Search the entries for the word "Nero". Copy each line in which it is found.

[Entries taken from a collection]
----

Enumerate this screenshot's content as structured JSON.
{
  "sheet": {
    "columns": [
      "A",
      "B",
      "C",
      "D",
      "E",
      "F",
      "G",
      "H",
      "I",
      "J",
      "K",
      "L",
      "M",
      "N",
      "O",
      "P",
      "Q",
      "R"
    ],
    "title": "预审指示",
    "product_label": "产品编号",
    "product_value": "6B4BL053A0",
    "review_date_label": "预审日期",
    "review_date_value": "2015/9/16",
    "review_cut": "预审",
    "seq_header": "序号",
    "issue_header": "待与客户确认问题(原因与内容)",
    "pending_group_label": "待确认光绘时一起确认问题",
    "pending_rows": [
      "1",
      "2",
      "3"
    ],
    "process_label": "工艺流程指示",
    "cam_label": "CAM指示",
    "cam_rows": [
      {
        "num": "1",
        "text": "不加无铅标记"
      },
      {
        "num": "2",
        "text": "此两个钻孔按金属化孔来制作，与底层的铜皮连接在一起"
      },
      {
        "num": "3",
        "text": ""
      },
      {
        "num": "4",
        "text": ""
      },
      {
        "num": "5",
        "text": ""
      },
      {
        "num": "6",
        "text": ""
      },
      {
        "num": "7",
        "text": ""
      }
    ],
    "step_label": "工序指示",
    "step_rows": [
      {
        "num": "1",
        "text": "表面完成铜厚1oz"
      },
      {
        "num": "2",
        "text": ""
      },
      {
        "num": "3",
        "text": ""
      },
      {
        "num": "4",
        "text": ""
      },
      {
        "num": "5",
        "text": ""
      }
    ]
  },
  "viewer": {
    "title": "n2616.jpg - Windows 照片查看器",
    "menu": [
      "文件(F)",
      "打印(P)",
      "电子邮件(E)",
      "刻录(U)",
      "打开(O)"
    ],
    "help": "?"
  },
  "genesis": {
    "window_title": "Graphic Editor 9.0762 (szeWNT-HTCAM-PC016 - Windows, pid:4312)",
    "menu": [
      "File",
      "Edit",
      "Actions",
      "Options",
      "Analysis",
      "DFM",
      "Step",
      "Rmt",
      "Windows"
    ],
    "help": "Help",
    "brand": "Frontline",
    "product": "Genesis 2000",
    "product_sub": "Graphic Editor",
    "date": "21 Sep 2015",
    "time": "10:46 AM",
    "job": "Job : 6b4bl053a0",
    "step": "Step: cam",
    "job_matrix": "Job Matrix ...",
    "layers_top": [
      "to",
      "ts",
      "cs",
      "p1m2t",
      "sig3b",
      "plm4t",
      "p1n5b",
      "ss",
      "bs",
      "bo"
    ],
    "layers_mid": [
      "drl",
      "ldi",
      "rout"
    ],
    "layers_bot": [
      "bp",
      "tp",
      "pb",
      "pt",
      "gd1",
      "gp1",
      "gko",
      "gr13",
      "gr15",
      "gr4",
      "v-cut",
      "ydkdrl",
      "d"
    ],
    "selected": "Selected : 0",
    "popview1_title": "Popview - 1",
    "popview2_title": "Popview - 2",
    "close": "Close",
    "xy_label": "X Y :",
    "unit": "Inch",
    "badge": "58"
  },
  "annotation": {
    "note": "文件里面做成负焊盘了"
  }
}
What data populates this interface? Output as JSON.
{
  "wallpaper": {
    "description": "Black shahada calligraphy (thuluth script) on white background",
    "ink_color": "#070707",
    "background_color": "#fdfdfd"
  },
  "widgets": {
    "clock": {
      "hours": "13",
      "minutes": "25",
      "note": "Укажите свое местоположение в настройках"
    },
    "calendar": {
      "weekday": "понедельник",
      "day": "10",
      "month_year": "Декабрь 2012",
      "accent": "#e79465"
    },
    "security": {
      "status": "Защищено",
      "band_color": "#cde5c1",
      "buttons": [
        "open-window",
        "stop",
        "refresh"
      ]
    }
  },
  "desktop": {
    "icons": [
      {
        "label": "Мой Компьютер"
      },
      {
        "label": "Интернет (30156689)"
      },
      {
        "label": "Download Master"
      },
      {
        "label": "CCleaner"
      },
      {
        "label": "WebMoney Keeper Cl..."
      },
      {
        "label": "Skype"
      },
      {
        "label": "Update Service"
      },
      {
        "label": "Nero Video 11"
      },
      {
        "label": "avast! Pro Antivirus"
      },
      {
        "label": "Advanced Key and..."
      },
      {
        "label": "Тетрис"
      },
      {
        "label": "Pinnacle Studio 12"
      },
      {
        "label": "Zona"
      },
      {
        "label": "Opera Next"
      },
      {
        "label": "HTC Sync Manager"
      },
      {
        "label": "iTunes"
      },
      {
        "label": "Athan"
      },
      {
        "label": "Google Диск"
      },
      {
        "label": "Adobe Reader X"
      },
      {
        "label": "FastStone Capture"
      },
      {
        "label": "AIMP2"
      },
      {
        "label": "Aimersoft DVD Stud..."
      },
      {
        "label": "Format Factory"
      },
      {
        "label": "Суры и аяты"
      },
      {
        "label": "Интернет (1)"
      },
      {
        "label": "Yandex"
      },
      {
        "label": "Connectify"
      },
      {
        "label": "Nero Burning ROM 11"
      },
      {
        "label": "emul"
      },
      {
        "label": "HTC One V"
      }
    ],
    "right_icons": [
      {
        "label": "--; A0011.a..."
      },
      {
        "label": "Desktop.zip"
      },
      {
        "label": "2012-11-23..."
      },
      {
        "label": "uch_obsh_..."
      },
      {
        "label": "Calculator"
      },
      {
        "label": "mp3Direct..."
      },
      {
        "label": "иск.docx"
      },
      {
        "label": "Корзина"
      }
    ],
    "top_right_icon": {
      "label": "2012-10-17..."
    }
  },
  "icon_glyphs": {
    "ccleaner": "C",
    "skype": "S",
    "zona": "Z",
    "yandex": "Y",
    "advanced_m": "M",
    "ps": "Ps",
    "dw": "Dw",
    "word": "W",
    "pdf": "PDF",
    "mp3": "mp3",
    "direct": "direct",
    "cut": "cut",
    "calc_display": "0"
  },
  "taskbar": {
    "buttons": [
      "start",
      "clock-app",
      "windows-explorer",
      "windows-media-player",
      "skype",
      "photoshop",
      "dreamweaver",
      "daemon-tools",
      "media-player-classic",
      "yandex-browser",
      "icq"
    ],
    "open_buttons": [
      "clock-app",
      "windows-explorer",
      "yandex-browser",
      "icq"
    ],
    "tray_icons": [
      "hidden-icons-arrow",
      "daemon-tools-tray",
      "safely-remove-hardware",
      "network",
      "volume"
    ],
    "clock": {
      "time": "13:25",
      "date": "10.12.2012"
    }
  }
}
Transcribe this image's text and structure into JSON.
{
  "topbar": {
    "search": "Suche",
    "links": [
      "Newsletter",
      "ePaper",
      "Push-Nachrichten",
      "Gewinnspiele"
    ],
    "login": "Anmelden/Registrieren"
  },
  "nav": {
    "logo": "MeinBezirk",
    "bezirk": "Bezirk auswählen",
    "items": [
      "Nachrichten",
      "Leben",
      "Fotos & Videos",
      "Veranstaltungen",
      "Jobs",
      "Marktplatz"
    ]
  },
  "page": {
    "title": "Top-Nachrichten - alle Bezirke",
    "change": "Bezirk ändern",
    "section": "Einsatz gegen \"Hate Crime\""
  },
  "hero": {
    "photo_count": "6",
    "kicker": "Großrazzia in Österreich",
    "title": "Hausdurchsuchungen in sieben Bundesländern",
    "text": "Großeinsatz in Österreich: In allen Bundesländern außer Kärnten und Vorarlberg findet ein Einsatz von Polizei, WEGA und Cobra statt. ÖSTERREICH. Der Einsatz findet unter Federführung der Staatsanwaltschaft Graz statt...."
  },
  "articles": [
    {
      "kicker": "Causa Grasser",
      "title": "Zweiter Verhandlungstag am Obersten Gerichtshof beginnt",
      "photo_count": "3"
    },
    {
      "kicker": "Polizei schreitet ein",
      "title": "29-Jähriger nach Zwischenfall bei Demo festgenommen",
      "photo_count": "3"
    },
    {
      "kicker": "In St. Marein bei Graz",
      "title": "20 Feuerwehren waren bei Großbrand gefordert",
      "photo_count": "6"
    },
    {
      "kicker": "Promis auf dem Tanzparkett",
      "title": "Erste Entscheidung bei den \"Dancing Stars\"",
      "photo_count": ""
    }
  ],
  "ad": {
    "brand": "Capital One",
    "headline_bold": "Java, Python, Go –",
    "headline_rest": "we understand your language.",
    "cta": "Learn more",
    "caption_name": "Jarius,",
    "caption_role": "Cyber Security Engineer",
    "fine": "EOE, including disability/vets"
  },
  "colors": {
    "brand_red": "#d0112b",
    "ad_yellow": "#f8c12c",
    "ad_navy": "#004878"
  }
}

----

### Task solution
        "label": "Nero Video 11"
        "label": "Nero Burning ROM 11"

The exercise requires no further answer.